** START **

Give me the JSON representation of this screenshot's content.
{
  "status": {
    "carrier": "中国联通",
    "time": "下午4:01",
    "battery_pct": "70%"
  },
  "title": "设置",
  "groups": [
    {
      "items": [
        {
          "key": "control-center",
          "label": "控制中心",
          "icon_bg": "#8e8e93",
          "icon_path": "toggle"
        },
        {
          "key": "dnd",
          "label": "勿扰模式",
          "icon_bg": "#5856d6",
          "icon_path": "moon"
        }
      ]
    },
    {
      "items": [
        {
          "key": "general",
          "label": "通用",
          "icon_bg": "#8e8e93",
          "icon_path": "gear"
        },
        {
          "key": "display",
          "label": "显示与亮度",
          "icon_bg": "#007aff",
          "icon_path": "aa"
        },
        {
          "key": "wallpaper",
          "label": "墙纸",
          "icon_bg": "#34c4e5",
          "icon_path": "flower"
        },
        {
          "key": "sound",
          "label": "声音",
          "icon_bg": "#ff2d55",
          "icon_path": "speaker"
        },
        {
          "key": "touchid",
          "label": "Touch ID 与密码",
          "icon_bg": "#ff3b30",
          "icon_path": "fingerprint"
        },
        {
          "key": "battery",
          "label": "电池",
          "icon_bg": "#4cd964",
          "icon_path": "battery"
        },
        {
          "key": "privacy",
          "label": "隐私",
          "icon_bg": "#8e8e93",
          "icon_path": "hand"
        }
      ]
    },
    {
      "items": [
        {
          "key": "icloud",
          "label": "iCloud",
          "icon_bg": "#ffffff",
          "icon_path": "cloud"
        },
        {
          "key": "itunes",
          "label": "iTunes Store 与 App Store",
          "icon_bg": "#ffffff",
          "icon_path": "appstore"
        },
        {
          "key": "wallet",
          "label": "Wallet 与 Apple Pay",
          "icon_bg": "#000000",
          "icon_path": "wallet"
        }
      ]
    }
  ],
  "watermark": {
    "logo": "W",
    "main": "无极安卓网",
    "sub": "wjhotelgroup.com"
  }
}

** END **

» Exercise
Transcribe each entry exactly.

» Output for this exercise
Give me the JSON representation of this screenshot's content.
{
  "status": {
    "carrier": "中国联通",
    "time": "下午4:01",
    "battery_pct": "70%"
  },
  "title": "设置",
  "groups": [
    {
      "items": [
        {
          "key": "control-center",
          "label": "控制中心",
          "icon_bg": "#8e8e93",
          "icon_path": "toggle"
        },
        {
          "key": "dnd",
          "label": "勿扰模式",
          "icon_bg": "#5856d6",
          "icon_path": "moon"
        }
      ]
    },
    {
      "items": [
        {
          "key": "general",
          "label": "通用",
          "icon_bg": "#8e8e93",
          "icon_path": "gear"
        },
        {
          "key": "display",
          "label": "显示与亮度",
          "icon_bg": "#007aff",
          "icon_path": "aa"
        },
        {
          "key": "wallpaper",
          "label": "墙纸",
          "icon_bg": "#34c4e5",
          "icon_path": "flower"
        },
        {
          "key": "sound",
          "label": "声音",
          "icon_bg": "#ff2d55",
          "icon_path": "speaker"
        },
        {
          "key": "touchid",
          "label": "Touch ID 与密码",
          "icon_bg": "#ff3b30",
          "icon_path": "fingerprint"
        },
        {
          "key": "battery",
          "label": "电池",
          "icon_bg": "#4cd964",
          "icon_path": "battery"
        },
        {
          "key": "privacy",
          "label": "隐私",
          "icon_bg": "#8e8e93",
          "icon_path": "hand"
        }
      ]
    },
    {
      "items": [
        {
          "key": "icloud",
          "label": "iCloud",
          "icon_bg": "#ffffff",
          "icon_path": "cloud"
        },
        {
          "key": "itunes",
          "label": "iTunes Store 与 App Store",
          "icon_bg": "#ffffff",
          "icon_path": "appstore"
        },
        {
          "key": "wallet",
          "label": "Wallet 与 Apple Pay",
          "icon_bg": "#000000",
          "icon_path": "wallet"
        }
      ]
    }
  ],
  "watermark": {
    "logo": "W",
    "main": "无极安卓网",
    "sub": "wjhotelgroup.com"
  }
}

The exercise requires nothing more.